▸ STATED PROBLEM: Filter out everything except lines holding "страница".
┄┄┄┄┄┄
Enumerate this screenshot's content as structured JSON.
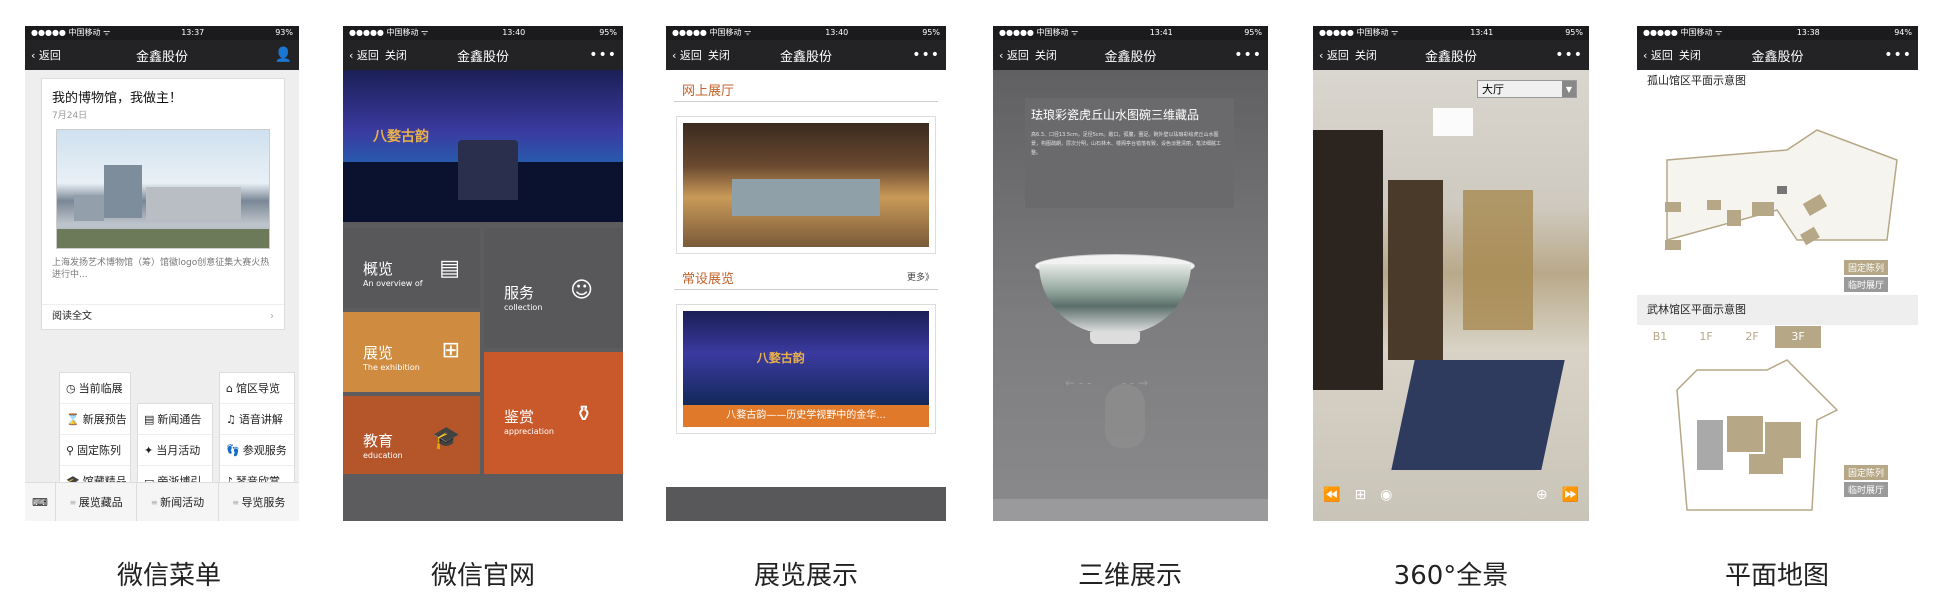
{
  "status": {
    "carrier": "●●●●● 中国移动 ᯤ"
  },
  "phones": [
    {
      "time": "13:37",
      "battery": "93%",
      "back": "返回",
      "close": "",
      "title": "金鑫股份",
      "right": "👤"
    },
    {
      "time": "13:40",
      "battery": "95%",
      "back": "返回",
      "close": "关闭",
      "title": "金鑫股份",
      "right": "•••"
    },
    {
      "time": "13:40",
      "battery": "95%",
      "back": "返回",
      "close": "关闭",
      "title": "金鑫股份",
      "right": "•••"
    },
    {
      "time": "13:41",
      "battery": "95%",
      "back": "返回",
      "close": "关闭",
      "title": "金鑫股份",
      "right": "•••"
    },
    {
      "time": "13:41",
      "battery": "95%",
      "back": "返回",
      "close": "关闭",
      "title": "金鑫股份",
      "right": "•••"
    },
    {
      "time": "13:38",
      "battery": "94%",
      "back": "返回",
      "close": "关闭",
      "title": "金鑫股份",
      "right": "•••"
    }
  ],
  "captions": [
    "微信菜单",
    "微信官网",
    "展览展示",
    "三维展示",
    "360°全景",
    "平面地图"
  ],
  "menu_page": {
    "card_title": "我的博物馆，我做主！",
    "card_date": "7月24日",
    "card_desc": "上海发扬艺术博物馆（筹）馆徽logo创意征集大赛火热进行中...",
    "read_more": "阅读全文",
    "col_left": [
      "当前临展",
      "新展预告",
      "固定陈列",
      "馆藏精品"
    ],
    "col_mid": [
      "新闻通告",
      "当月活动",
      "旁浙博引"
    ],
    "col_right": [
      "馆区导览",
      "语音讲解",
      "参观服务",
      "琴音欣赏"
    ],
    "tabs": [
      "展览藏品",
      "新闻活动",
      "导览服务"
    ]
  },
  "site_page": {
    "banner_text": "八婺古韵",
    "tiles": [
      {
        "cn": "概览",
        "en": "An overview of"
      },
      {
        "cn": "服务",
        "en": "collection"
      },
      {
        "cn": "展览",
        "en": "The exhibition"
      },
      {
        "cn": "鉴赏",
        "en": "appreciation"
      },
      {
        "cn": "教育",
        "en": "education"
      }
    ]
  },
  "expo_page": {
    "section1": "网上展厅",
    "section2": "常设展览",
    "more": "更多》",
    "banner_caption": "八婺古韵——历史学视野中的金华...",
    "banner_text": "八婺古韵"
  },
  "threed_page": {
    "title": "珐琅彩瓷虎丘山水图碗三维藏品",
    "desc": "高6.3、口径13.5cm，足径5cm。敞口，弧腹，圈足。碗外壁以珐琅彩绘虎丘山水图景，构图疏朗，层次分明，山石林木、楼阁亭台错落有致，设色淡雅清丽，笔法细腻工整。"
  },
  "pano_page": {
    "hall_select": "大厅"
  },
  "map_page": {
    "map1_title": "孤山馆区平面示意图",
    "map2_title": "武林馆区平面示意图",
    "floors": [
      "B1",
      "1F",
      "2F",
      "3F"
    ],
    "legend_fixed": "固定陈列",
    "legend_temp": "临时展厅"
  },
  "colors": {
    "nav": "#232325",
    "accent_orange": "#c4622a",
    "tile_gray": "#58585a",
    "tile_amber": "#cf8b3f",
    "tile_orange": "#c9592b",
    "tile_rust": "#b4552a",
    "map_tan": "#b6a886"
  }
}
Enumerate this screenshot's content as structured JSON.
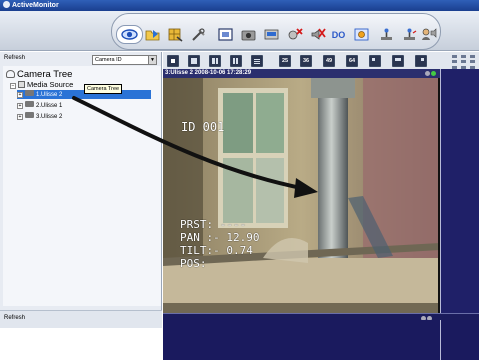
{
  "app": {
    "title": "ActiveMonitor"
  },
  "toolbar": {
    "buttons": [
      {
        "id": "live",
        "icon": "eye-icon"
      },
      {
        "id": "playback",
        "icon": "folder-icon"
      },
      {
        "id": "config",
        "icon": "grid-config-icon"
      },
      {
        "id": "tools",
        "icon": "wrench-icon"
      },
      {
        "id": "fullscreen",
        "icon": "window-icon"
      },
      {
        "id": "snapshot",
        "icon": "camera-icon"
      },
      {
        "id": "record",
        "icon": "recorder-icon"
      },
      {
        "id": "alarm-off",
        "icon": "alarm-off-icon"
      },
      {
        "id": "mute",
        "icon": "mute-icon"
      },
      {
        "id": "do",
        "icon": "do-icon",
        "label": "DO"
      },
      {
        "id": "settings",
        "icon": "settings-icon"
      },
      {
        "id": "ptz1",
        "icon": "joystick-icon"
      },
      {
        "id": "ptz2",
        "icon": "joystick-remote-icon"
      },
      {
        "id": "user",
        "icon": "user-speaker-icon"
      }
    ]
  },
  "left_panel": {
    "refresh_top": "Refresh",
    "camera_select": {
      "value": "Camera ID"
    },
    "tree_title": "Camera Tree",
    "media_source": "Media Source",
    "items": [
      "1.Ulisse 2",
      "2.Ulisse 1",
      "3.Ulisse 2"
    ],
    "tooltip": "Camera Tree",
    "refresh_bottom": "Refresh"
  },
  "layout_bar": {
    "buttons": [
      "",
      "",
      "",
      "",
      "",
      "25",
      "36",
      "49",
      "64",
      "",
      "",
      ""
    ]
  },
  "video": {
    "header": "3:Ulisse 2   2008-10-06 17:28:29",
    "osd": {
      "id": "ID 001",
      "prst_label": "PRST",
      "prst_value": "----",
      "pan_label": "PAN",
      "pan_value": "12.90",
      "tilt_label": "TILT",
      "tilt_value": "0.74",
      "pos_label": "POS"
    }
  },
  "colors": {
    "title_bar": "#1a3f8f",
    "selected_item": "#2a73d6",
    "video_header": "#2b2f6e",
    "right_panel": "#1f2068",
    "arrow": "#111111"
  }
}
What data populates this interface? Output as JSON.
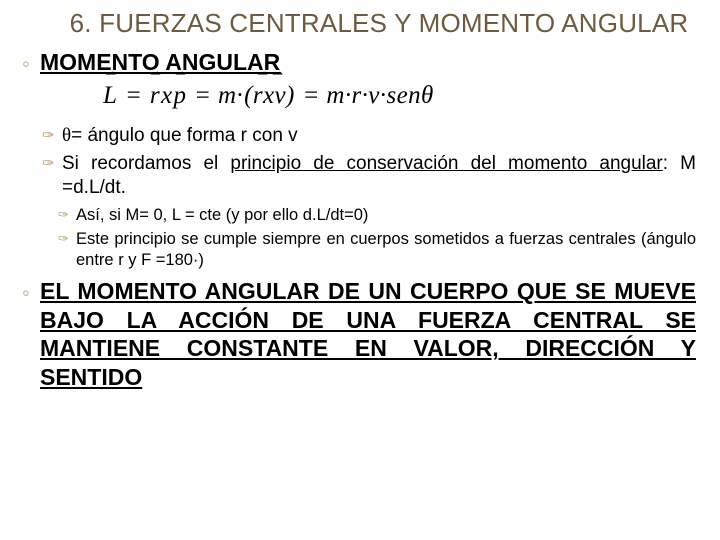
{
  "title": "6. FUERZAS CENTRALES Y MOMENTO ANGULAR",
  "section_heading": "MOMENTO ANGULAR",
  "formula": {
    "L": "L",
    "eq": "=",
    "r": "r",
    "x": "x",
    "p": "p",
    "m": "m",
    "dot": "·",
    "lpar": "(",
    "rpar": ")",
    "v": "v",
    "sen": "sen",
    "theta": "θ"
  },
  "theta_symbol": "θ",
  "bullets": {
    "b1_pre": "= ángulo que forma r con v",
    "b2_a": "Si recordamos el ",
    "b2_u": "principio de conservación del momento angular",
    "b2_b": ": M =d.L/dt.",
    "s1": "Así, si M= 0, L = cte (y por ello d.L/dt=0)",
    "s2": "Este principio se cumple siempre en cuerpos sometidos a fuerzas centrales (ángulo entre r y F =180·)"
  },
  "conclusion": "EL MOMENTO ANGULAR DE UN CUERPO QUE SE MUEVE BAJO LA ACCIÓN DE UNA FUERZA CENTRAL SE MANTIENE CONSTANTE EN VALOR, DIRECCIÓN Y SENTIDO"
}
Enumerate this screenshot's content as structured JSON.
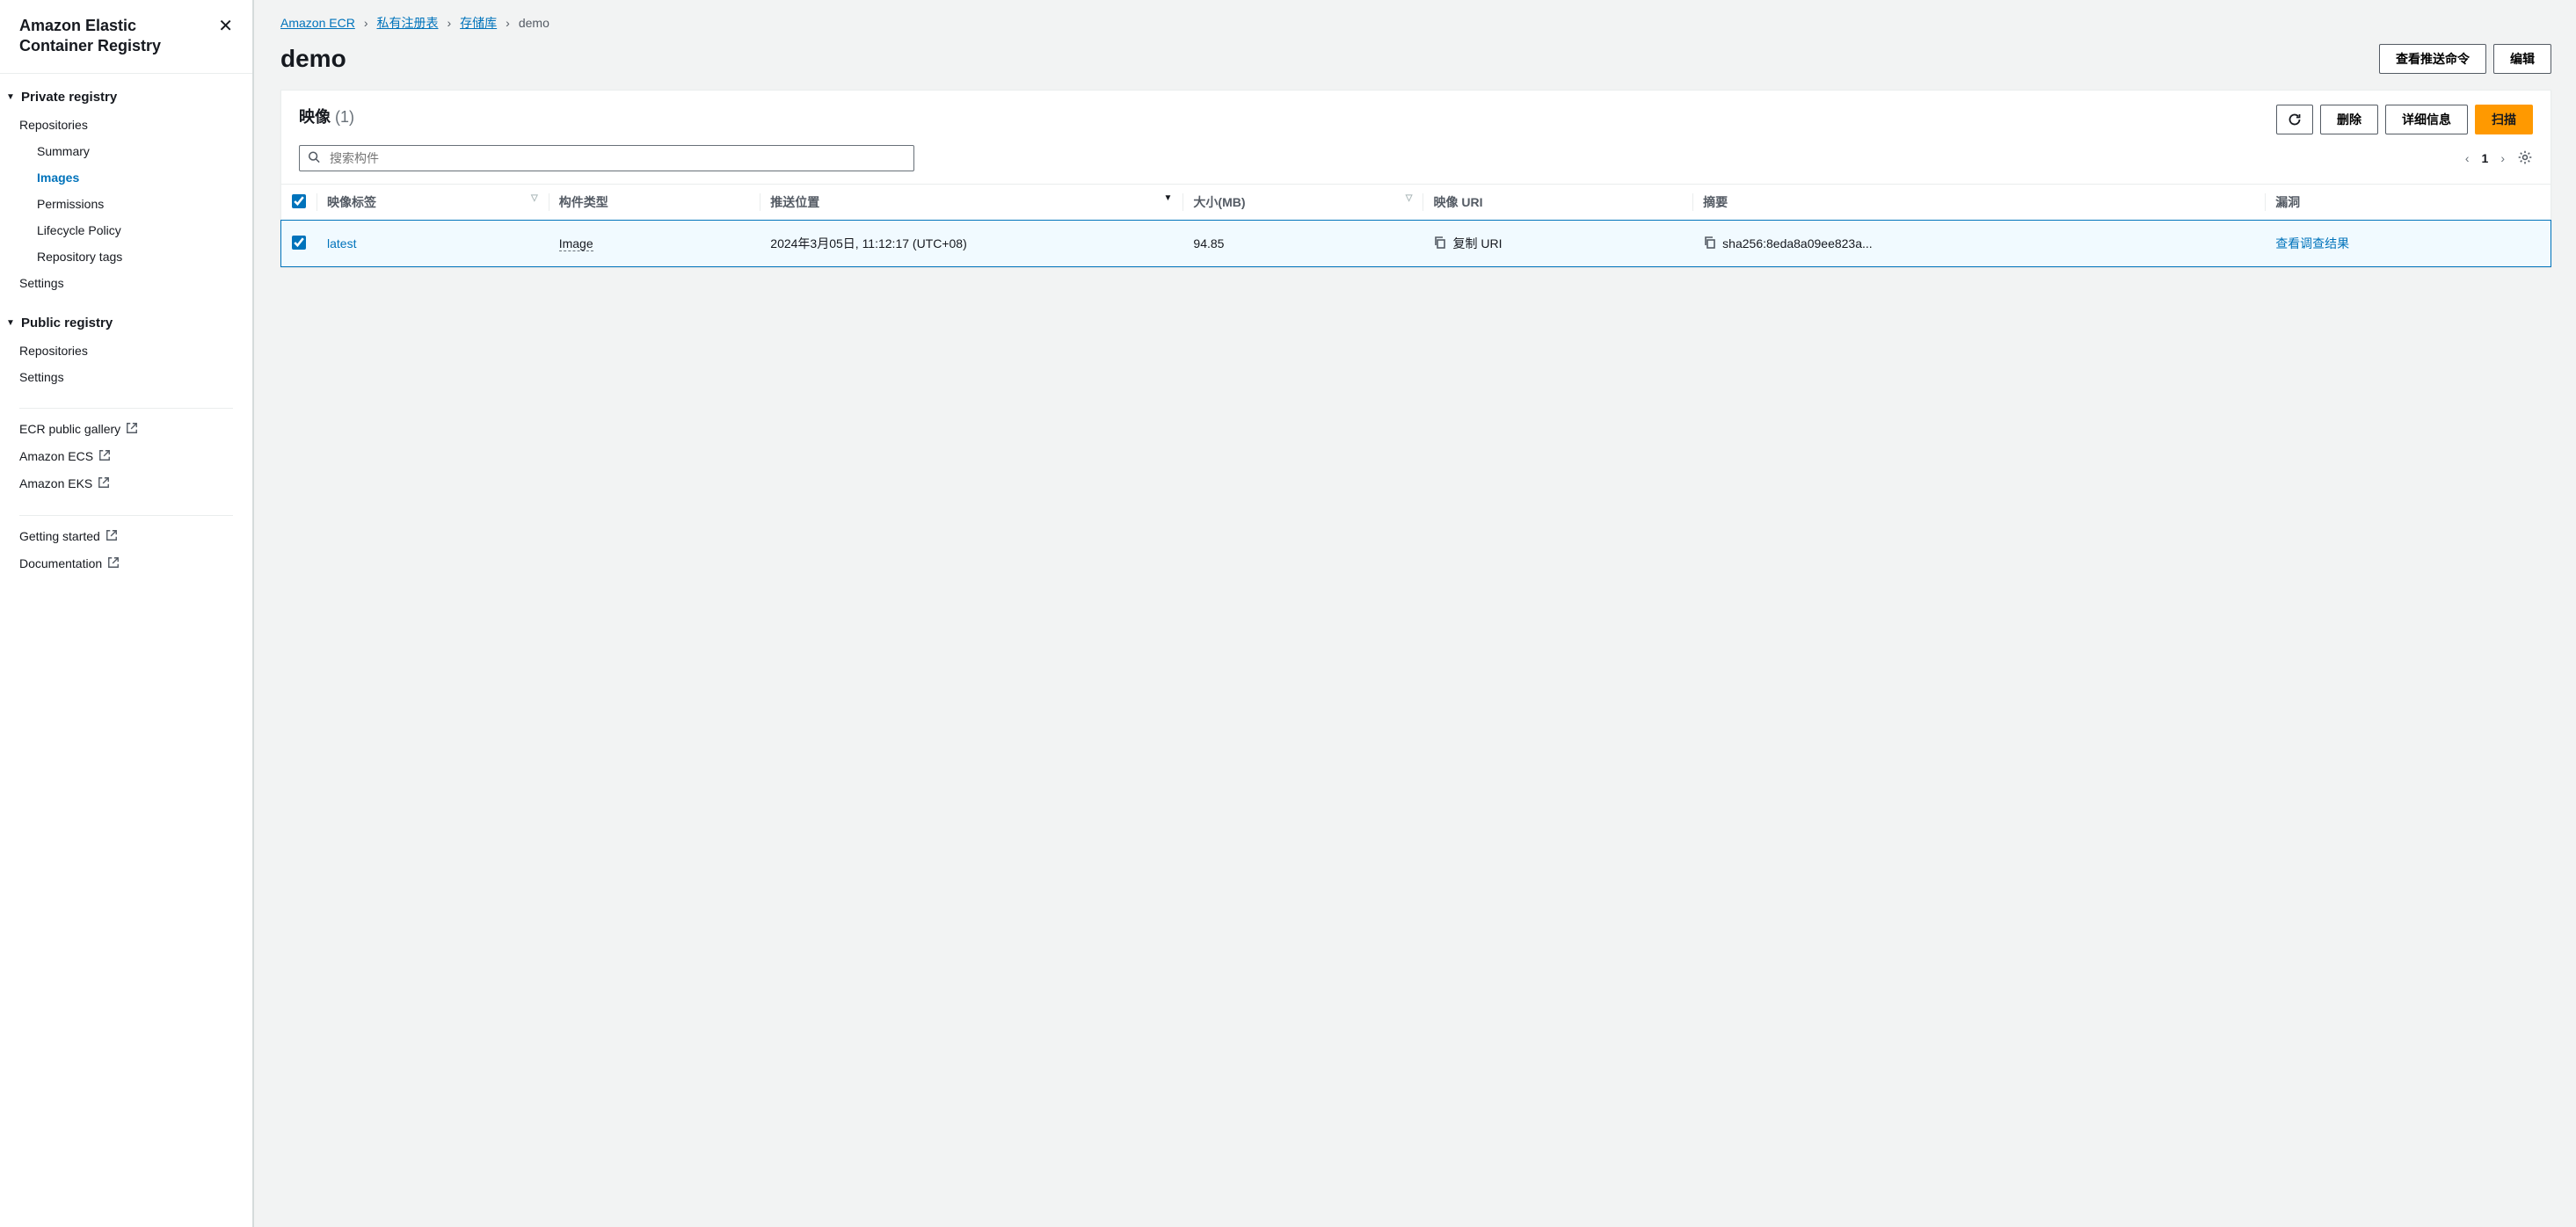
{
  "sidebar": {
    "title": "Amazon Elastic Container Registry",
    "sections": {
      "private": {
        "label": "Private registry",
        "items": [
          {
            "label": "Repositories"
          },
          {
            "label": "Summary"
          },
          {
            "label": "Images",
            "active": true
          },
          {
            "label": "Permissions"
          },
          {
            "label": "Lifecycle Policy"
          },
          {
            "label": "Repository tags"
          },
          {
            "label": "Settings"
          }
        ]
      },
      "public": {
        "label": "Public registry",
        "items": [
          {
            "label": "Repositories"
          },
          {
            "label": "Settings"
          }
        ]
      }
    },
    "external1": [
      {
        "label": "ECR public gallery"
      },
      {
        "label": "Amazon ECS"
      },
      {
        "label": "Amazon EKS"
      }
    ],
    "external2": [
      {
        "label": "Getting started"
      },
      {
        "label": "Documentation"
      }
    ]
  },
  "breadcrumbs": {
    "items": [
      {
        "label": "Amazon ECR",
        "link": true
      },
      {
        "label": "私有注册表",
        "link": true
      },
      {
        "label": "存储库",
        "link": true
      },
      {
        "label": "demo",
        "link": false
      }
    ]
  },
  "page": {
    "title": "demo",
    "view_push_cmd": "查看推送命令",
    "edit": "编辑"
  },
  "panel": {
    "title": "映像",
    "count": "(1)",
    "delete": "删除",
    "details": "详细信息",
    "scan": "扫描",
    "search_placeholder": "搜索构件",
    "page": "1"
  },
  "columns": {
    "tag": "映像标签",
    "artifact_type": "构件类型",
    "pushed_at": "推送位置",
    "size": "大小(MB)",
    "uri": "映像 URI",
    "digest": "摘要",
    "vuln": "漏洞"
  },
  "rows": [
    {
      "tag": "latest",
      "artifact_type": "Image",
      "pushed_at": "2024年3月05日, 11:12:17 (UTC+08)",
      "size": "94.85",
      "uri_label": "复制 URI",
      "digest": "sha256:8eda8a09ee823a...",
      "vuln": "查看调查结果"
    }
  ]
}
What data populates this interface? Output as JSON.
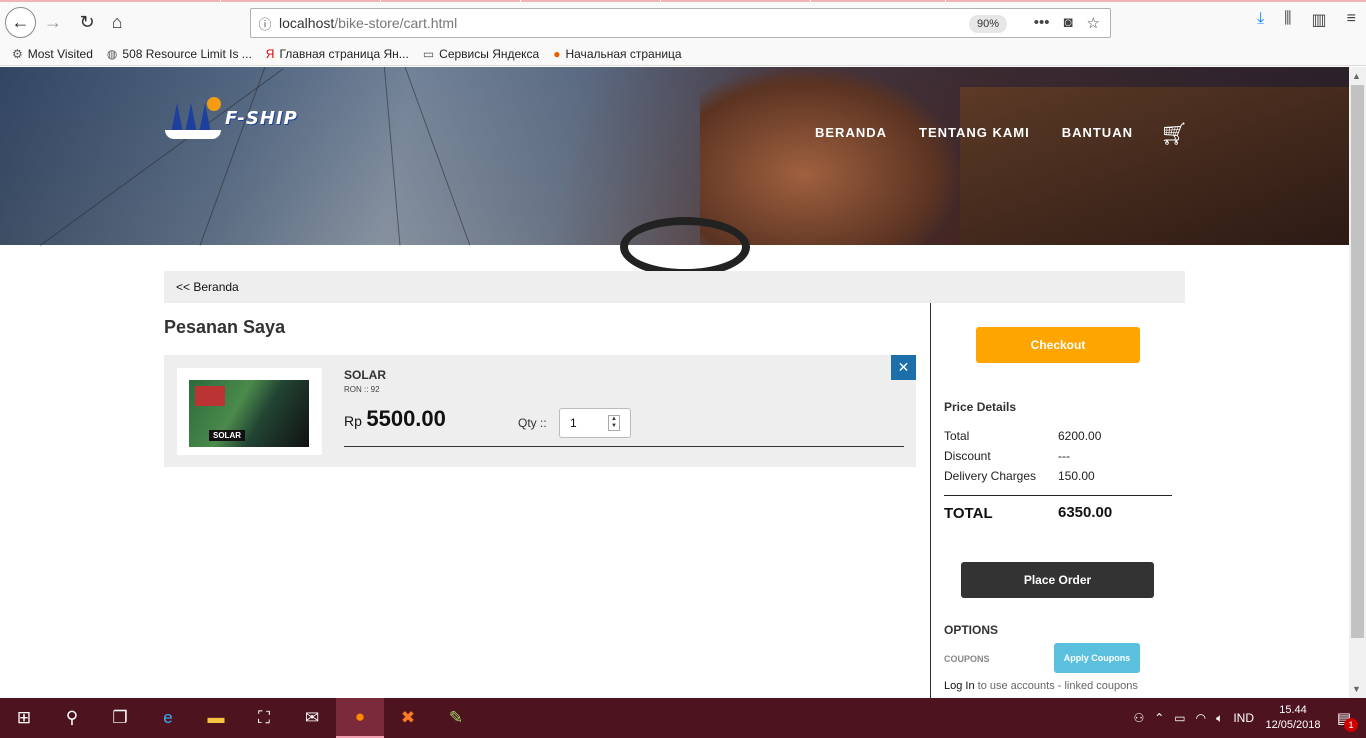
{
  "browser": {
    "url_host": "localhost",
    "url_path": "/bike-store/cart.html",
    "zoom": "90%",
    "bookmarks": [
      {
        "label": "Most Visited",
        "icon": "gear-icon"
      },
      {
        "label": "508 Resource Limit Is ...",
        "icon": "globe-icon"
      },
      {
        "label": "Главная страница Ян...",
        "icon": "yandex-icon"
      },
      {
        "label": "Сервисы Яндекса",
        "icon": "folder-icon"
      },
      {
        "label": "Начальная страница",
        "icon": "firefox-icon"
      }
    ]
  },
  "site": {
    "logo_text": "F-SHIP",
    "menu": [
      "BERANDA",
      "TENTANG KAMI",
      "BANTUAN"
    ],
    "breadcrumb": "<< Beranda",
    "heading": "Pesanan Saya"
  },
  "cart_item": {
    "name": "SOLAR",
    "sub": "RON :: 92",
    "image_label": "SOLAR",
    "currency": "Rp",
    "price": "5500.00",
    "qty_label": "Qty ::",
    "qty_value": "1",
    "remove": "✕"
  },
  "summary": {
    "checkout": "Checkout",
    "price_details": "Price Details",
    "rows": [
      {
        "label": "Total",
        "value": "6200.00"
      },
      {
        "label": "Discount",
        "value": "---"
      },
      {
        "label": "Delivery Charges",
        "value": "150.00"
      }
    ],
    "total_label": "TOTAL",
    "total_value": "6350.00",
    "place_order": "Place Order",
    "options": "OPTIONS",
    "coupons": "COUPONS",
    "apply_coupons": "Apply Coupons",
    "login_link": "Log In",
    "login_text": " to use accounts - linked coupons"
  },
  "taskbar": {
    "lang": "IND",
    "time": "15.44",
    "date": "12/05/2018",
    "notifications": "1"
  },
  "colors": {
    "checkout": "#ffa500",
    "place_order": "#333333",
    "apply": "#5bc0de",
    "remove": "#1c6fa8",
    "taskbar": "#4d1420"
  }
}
┄┄┄┄┄┄
▸ TASK SOLUTION:
        "label": "Главная страница Ян...",
        "label": "Начальная страница",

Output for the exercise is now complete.